[start]
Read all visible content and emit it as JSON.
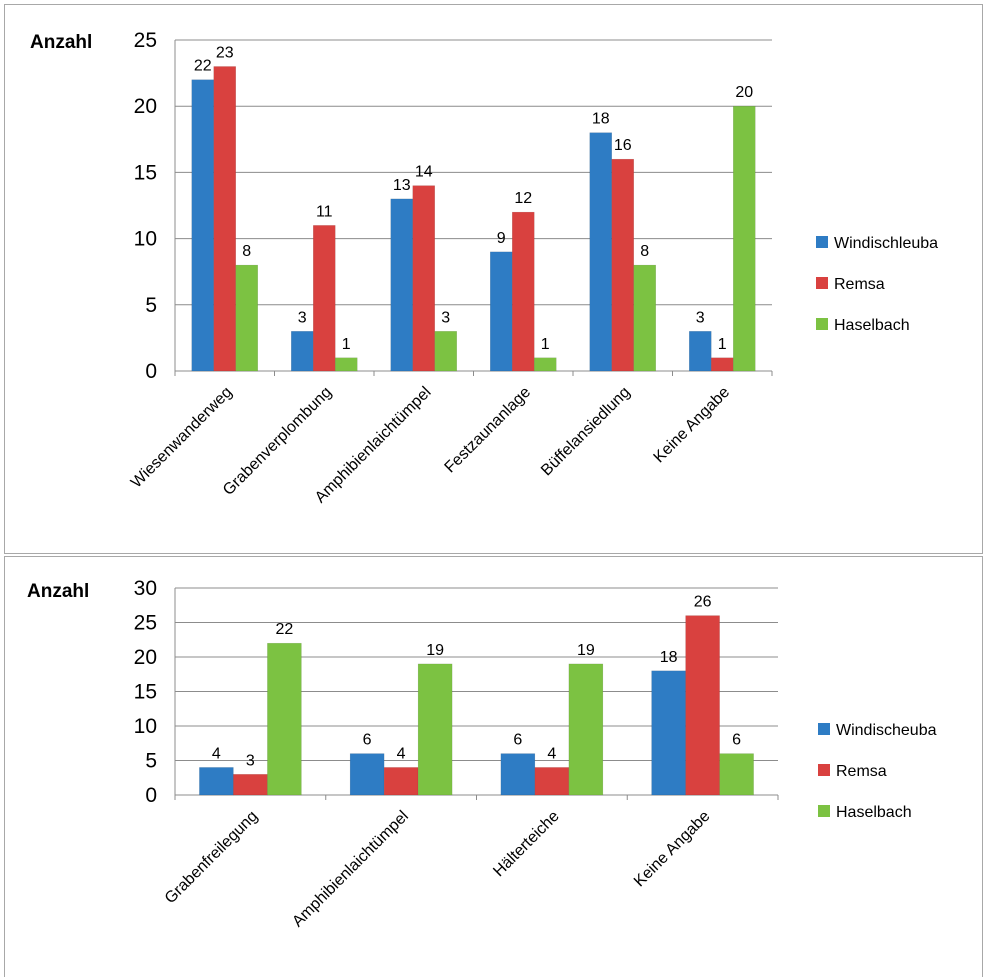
{
  "chart_data": [
    {
      "type": "bar",
      "ylabel": "Anzahl",
      "ylim": [
        0,
        25
      ],
      "yticks": [
        0,
        5,
        10,
        15,
        20,
        25
      ],
      "grid": true,
      "legend_position": "right",
      "categories": [
        "Wiesenwanderweg",
        "Grabenverplombung",
        "Amphibienlaichtümpel",
        "Festzaunanlage",
        "Büffelansiedlung",
        "Keine Angabe"
      ],
      "series": [
        {
          "name": "Windischleuba",
          "color": "#2e7cc4",
          "values": [
            22,
            3,
            13,
            9,
            18,
            3
          ]
        },
        {
          "name": "Remsa",
          "color": "#d9413f",
          "values": [
            23,
            11,
            14,
            12,
            16,
            1
          ]
        },
        {
          "name": "Haselbach",
          "color": "#7cc242",
          "values": [
            8,
            1,
            3,
            1,
            8,
            20
          ]
        }
      ]
    },
    {
      "type": "bar",
      "ylabel": "Anzahl",
      "ylim": [
        0,
        30
      ],
      "yticks": [
        0,
        5,
        10,
        15,
        20,
        25,
        30
      ],
      "grid": true,
      "legend_position": "right",
      "categories": [
        "Grabenfreilegung",
        "Amphibienlaichtümpel",
        "Hälterteiche",
        "Keine Angabe"
      ],
      "series": [
        {
          "name": "Windischeuba",
          "color": "#2e7cc4",
          "values": [
            4,
            6,
            6,
            18
          ]
        },
        {
          "name": "Remsa",
          "color": "#d9413f",
          "values": [
            3,
            4,
            4,
            26
          ]
        },
        {
          "name": "Haselbach",
          "color": "#7cc242",
          "values": [
            22,
            19,
            19,
            6
          ]
        }
      ]
    }
  ]
}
[end]
◆ **EXERCISE BRIEF**
Transcribe all entries above exactly. Drop the pictures.

◆ **OUTPUT**
Read all visible content and emit it as JSON.
{
  "chart_data": [
    {
      "type": "bar",
      "ylabel": "Anzahl",
      "ylim": [
        0,
        25
      ],
      "yticks": [
        0,
        5,
        10,
        15,
        20,
        25
      ],
      "grid": true,
      "legend_position": "right",
      "categories": [
        "Wiesenwanderweg",
        "Grabenverplombung",
        "Amphibienlaichtümpel",
        "Festzaunanlage",
        "Büffelansiedlung",
        "Keine Angabe"
      ],
      "series": [
        {
          "name": "Windischleuba",
          "color": "#2e7cc4",
          "values": [
            22,
            3,
            13,
            9,
            18,
            3
          ]
        },
        {
          "name": "Remsa",
          "color": "#d9413f",
          "values": [
            23,
            11,
            14,
            12,
            16,
            1
          ]
        },
        {
          "name": "Haselbach",
          "color": "#7cc242",
          "values": [
            8,
            1,
            3,
            1,
            8,
            20
          ]
        }
      ]
    },
    {
      "type": "bar",
      "ylabel": "Anzahl",
      "ylim": [
        0,
        30
      ],
      "yticks": [
        0,
        5,
        10,
        15,
        20,
        25,
        30
      ],
      "grid": true,
      "legend_position": "right",
      "categories": [
        "Grabenfreilegung",
        "Amphibienlaichtümpel",
        "Hälterteiche",
        "Keine Angabe"
      ],
      "series": [
        {
          "name": "Windischeuba",
          "color": "#2e7cc4",
          "values": [
            4,
            6,
            6,
            18
          ]
        },
        {
          "name": "Remsa",
          "color": "#d9413f",
          "values": [
            3,
            4,
            4,
            26
          ]
        },
        {
          "name": "Haselbach",
          "color": "#7cc242",
          "values": [
            22,
            19,
            19,
            6
          ]
        }
      ]
    }
  ]
}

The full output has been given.